**PROMPT**
Copy every line from the material below that holds "научно".

**DATA FOR THIS EXERCISE**
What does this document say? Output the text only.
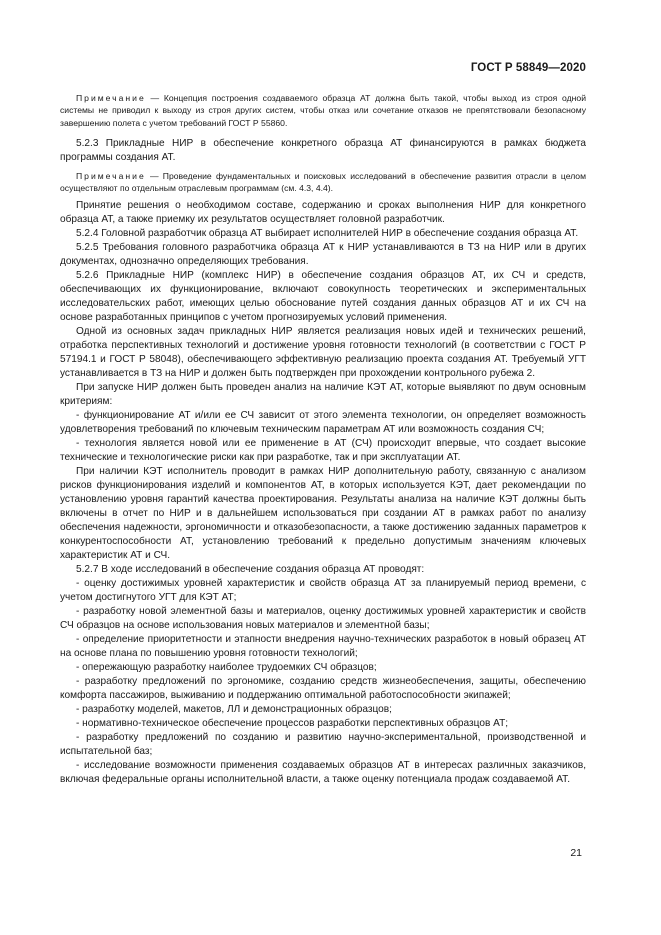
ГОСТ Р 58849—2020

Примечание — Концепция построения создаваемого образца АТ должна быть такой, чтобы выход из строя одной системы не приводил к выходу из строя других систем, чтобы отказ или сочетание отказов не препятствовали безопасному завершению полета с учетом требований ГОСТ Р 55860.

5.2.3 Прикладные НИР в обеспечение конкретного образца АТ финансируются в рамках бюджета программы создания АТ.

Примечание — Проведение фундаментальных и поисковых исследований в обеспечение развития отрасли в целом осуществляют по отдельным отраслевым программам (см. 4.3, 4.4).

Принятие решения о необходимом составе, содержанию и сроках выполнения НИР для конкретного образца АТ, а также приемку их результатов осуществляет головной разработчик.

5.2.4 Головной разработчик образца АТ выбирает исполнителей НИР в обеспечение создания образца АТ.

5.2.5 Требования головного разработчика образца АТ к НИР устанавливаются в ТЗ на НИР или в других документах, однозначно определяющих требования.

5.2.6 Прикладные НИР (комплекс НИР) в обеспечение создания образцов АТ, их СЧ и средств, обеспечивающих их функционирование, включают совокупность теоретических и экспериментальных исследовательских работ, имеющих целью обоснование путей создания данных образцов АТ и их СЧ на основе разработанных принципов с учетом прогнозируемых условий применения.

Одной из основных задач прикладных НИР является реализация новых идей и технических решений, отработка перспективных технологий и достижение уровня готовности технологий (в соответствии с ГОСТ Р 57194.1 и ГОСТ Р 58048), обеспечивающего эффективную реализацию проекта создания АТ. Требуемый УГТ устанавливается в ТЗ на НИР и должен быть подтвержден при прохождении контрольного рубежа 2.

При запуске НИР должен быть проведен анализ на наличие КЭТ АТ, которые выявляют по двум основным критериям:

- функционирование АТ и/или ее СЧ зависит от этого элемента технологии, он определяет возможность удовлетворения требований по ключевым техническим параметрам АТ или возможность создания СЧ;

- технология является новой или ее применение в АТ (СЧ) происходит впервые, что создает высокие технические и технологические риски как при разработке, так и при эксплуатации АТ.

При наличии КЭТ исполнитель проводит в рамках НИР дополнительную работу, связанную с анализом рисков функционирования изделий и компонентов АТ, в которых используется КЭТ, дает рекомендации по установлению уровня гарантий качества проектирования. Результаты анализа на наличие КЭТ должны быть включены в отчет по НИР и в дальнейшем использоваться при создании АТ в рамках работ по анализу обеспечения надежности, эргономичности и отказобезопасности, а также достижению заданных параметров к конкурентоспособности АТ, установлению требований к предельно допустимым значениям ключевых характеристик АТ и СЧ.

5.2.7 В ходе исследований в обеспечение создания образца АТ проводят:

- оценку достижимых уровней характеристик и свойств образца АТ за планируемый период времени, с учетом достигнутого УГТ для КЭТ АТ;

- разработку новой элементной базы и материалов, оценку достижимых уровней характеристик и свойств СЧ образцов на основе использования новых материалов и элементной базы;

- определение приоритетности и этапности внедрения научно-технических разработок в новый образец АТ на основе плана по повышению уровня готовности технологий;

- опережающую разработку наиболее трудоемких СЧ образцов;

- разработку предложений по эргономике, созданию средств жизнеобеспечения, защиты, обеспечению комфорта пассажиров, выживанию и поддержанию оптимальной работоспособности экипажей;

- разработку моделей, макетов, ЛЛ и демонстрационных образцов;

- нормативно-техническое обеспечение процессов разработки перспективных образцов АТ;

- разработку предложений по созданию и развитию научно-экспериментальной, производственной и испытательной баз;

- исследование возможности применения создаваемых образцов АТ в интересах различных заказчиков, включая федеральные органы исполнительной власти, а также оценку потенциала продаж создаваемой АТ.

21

--

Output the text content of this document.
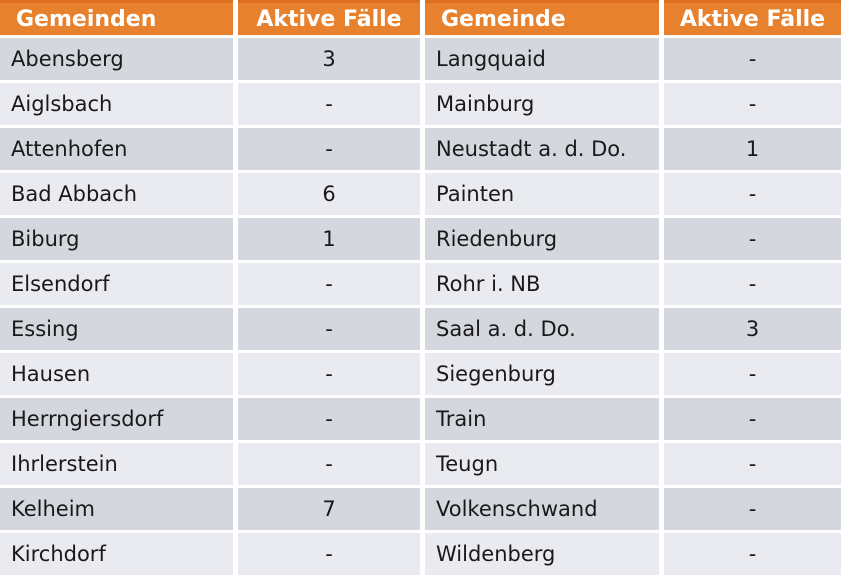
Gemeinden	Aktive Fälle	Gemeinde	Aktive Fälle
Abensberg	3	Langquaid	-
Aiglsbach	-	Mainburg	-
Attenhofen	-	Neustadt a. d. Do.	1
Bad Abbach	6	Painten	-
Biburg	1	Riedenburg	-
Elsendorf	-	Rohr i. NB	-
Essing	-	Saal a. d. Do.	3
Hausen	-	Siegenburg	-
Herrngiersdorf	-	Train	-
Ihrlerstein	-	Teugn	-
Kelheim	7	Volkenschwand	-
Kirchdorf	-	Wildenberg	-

**EXPECTED ANSWER**
- определение приоритетности и этапности внедрения научно-технических разработок в новый образец АТ на основе плана по повышению уровня готовности технологий;
- разработку предложений по созданию и развитию научно-экспериментальной, производственной и испытательной баз;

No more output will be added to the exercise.